— Problem details —
Each line should be copied exactly.

— Records for the exercise —
○ ○ ○ ○
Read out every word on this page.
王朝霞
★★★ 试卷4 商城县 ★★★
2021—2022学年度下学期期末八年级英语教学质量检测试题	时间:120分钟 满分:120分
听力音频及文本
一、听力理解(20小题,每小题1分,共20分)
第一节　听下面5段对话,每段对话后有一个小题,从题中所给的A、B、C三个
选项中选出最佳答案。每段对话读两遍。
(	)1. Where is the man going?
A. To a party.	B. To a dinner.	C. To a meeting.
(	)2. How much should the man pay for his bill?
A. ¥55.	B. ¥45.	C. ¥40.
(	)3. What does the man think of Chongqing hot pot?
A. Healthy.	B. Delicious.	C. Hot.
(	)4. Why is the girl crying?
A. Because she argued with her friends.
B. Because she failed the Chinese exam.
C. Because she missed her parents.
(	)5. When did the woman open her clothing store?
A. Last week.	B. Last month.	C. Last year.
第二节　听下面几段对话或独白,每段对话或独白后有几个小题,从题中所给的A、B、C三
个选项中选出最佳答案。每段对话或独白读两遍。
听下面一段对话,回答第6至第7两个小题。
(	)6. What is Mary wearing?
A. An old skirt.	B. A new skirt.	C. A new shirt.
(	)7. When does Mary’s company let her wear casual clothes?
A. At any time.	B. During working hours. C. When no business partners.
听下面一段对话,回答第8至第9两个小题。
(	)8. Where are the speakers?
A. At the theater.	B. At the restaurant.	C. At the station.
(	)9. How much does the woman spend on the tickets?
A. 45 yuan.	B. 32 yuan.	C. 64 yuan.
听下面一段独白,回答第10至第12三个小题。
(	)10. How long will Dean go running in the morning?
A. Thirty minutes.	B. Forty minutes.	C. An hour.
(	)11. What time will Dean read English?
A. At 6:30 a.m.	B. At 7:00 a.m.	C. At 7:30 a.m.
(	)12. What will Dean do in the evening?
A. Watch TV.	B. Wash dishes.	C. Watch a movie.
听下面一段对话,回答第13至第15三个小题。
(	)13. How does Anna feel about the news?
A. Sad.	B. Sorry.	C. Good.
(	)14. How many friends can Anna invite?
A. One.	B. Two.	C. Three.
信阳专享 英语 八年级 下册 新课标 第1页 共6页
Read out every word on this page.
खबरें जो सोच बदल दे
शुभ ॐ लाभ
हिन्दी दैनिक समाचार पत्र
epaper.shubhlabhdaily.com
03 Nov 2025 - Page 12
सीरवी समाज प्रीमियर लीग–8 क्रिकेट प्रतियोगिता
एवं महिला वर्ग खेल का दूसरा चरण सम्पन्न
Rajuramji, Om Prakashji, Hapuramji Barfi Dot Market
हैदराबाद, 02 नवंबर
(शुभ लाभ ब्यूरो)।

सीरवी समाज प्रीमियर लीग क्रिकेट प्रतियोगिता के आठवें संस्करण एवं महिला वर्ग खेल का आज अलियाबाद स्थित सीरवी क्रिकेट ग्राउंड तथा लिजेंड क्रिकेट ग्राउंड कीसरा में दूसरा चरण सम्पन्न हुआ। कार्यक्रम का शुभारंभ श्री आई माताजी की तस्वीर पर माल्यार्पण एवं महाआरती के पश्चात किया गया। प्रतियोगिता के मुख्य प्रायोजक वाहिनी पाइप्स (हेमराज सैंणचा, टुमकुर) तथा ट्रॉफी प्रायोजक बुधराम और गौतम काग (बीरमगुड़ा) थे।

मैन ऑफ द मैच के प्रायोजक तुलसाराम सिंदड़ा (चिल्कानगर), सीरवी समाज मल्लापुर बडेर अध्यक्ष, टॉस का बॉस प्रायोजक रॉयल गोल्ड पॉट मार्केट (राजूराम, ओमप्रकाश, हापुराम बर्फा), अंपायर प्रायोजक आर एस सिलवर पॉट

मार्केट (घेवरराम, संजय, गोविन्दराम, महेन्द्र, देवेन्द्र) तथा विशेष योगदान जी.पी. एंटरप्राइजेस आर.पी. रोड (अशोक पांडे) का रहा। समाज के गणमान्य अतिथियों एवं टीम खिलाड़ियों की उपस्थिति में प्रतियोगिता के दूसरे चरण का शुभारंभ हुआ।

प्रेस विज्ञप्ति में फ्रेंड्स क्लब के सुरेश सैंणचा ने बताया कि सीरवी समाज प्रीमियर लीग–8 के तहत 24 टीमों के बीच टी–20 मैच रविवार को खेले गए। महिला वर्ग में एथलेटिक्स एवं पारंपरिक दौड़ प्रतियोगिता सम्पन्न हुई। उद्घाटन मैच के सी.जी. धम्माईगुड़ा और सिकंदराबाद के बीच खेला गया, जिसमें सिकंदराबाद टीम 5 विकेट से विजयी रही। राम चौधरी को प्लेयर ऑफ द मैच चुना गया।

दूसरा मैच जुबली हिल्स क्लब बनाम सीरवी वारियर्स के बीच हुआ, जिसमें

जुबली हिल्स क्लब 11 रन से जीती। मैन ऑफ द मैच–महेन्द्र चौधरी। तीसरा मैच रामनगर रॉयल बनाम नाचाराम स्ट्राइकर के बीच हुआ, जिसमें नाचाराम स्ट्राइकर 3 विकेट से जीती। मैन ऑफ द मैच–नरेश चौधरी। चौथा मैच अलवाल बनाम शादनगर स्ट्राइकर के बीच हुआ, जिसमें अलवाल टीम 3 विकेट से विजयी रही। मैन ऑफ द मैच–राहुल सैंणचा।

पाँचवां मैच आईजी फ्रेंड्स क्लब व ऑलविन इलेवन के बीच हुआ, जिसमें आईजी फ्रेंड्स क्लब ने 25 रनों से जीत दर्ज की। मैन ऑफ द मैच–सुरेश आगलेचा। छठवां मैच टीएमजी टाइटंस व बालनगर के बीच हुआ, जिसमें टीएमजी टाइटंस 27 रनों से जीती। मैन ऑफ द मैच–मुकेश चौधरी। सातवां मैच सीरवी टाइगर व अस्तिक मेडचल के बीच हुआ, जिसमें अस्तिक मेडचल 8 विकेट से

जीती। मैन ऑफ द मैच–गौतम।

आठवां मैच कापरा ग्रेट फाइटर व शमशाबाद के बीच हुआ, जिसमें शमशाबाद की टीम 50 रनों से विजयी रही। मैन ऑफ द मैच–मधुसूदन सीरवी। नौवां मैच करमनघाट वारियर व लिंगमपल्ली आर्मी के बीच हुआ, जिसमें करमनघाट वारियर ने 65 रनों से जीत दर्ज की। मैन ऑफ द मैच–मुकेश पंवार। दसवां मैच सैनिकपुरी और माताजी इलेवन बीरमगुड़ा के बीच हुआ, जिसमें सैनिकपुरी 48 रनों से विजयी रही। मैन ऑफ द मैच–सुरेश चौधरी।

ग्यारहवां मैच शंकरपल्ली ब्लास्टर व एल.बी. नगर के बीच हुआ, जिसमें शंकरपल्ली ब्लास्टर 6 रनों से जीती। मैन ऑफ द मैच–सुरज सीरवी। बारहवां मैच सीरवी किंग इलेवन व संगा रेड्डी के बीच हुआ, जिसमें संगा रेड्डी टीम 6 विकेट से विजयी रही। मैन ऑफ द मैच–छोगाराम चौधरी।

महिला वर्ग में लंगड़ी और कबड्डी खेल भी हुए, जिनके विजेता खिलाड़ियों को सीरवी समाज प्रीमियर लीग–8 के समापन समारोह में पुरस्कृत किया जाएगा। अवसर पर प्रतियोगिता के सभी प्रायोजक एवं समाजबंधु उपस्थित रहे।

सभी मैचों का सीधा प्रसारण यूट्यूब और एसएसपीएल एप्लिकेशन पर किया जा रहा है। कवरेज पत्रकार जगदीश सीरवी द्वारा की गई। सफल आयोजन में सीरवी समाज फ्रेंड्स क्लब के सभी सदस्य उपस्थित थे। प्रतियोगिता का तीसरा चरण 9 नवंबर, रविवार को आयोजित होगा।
○ ○ ○ ○
— The completed task —
Read out every word on this page.
王朝霞
★★★ 试卷4 商城县 ★★★
2021—2022学年度下学期期末八年级英语教学质量检测试题	时间:120分钟 满分:120分
听力音频及文本
一、听力理解(20小题,每小题1分,共20分)
第一节　听下面5段对话,每段对话后有一个小题,从题中所给的A、B、C三个
选项中选出最佳答案。每段对话读两遍。
(	)1. Where is the man going?
A. To a party.	B. To a dinner.	C. To a meeting.
(	)2. How much should the man pay for his bill?
A. ¥55.	B. ¥45.	C. ¥40.
(	)3. What does the man think of Chongqing hot pot?
A. Healthy.	B. Delicious.	C. Hot.
(	)4. Why is the girl crying?
A. Because she argued with her friends.
B. Because she failed the Chinese exam.
C. Because she missed her parents.
(	)5. When did the woman open her clothing store?
A. Last week.	B. Last month.	C. Last year.
第二节　听下面几段对话或独白,每段对话或独白后有几个小题,从题中所给的A、B、C三
个选项中选出最佳答案。每段对话或独白读两遍。
听下面一段对话,回答第6至第7两个小题。
(	)6. What is Mary wearing?
A. An old skirt.	B. A new skirt.	C. A new shirt.
(	)7. When does Mary’s company let her wear casual clothes?
A. At any time.	B. During working hours. C. When no business partners.
听下面一段对话,回答第8至第9两个小题。
(	)8. Where are the speakers?
A. At the theater.	B. At the restaurant.	C. At the station.
(	)9. How much does the woman spend on the tickets?
A. 45 yuan.	B. 32 yuan.	C. 64 yuan.
听下面一段独白,回答第10至第12三个小题。
(	)10. How long will Dean go running in the morning?
A. Thirty minutes.	B. Forty minutes.	C. An hour.
(	)11. What time will Dean read English?
A. At 6:30 a.m.	B. At 7:00 a.m.	C. At 7:30 a.m.
(	)12. What will Dean do in the evening?
A. Watch TV.	B. Wash dishes.	C. Watch a movie.
听下面一段对话,回答第13至第15三个小题。
(	)13. How does Anna feel about the news?
A. Sad.	B. Sorry.	C. Good.
(	)14. How many friends can Anna invite?
A. One.	B. Two.	C. Three.
信阳专享 英语 八年级 下册 新课标 第1页 共6页
Read out every word on this page.
खबरें जो सोच बदल दे
शुभ ॐ लाभ
हिन्दी दैनिक समाचार पत्र
epaper.shubhlabhdaily.com
03 Nov 2025 - Page 12
सीरवी समाज प्रीमियर लीग–8 क्रिकेट प्रतियोगिता
एवं महिला वर्ग खेल का दूसरा चरण सम्पन्न
Rajuramji, Om Prakashji, Hapuramji Barfi Dot Market
हैदराबाद, 02 नवंबर
(शुभ लाभ ब्यूरो)।

सीरवी समाज प्रीमियर लीग क्रिकेट प्रतियोगिता के आठवें संस्करण एवं महिला वर्ग खेल का आज अलियाबाद स्थित सीरवी क्रिकेट ग्राउंड तथा लिजेंड क्रिकेट ग्राउंड कीसरा में दूसरा चरण सम्पन्न हुआ। कार्यक्रम का शुभारंभ श्री आई माताजी की तस्वीर पर माल्यार्पण एवं महाआरती के पश्चात किया गया। प्रतियोगिता के मुख्य प्रायोजक वाहिनी पाइप्स (हेमराज सैंणचा, टुमकुर) तथा ट्रॉफी प्रायोजक बुधराम और गौतम काग (बीरमगुड़ा) थे।

मैन ऑफ द मैच के प्रायोजक तुलसाराम सिंदड़ा (चिल्कानगर), सीरवी समाज मल्लापुर बडेर अध्यक्ष, टॉस का बॉस प्रायोजक रॉयल गोल्ड पॉट मार्केट (राजूराम, ओमप्रकाश, हापुराम बर्फा), अंपायर प्रायोजक आर एस सिलवर पॉट

मार्केट (घेवरराम, संजय, गोविन्दराम, महेन्द्र, देवेन्द्र) तथा विशेष योगदान जी.पी. एंटरप्राइजेस आर.पी. रोड (अशोक पांडे) का रहा। समाज के गणमान्य अतिथियों एवं टीम खिलाड़ियों की उपस्थिति में प्रतियोगिता के दूसरे चरण का शुभारंभ हुआ।

प्रेस विज्ञप्ति में फ्रेंड्स क्लब के सुरेश सैंणचा ने बताया कि सीरवी समाज प्रीमियर लीग–8 के तहत 24 टीमों के बीच टी–20 मैच रविवार को खेले गए। महिला वर्ग में एथलेटिक्स एवं पारंपरिक दौड़ प्रतियोगिता सम्पन्न हुई। उद्घाटन मैच के सी.जी. धम्माईगुड़ा और सिकंदराबाद के बीच खेला गया, जिसमें सिकंदराबाद टीम 5 विकेट से विजयी रही। राम चौधरी को प्लेयर ऑफ द मैच चुना गया।

दूसरा मैच जुबली हिल्स क्लब बनाम सीरवी वारियर्स के बीच हुआ, जिसमें

जुबली हिल्स क्लब 11 रन से जीती। मैन ऑफ द मैच–महेन्द्र चौधरी। तीसरा मैच रामनगर रॉयल बनाम नाचाराम स्ट्राइकर के बीच हुआ, जिसमें नाचाराम स्ट्राइकर 3 विकेट से जीती। मैन ऑफ द मैच–नरेश चौधरी। चौथा मैच अलवाल बनाम शादनगर स्ट्राइकर के बीच हुआ, जिसमें अलवाल टीम 3 विकेट से विजयी रही। मैन ऑफ द मैच–राहुल सैंणचा।

पाँचवां मैच आईजी फ्रेंड्स क्लब व ऑलविन इलेवन के बीच हुआ, जिसमें आईजी फ्रेंड्स क्लब ने 25 रनों से जीत दर्ज की। मैन ऑफ द मैच–सुरेश आगलेचा। छठवां मैच टीएमजी टाइटंस व बालनगर के बीच हुआ, जिसमें टीएमजी टाइटंस 27 रनों से जीती। मैन ऑफ द मैच–मुकेश चौधरी। सातवां मैच सीरवी टाइगर व अस्तिक मेडचल के बीच हुआ, जिसमें अस्तिक मेडचल 8 विकेट से

जीती। मैन ऑफ द मैच–गौतम।

आठवां मैच कापरा ग्रेट फाइटर व शमशाबाद के बीच हुआ, जिसमें शमशाबाद की टीम 50 रनों से विजयी रही। मैन ऑफ द मैच–मधुसूदन सीरवी। नौवां मैच करमनघाट वारियर व लिंगमपल्ली आर्मी के बीच हुआ, जिसमें करमनघाट वारियर ने 65 रनों से जीत दर्ज की। मैन ऑफ द मैच–मुकेश पंवार। दसवां मैच सैनिकपुरी और माताजी इलेवन बीरमगुड़ा के बीच हुआ, जिसमें सैनिकपुरी 48 रनों से विजयी रही। मैन ऑफ द मैच–सुरेश चौधरी।

ग्यारहवां मैच शंकरपल्ली ब्लास्टर व एल.बी. नगर के बीच हुआ, जिसमें शंकरपल्ली ब्लास्टर 6 रनों से जीती। मैन ऑफ द मैच–सुरज सीरवी। बारहवां मैच सीरवी किंग इलेवन व संगा रेड्डी के बीच हुआ, जिसमें संगा रेड्डी टीम 6 विकेट से विजयी रही। मैन ऑफ द मैच–छोगाराम चौधरी।

महिला वर्ग में लंगड़ी और कबड्डी खेल भी हुए, जिनके विजेता खिलाड़ियों को सीरवी समाज प्रीमियर लीग–8 के समापन समारोह में पुरस्कृत किया जाएगा। अवसर पर प्रतियोगिता के सभी प्रायोजक एवं समाजबंधु उपस्थित रहे।

सभी मैचों का सीधा प्रसारण यूट्यूब और एसएसपीएल एप्लिकेशन पर किया जा रहा है। कवरेज पत्रकार जगदीश सीरवी द्वारा की गई। सफल आयोजन में सीरवी समाज फ्रेंड्स क्लब के सभी सदस्य उपस्थित थे। प्रतियोगिता का तीसरा चरण 9 नवंबर, रविवार को आयोजित होगा।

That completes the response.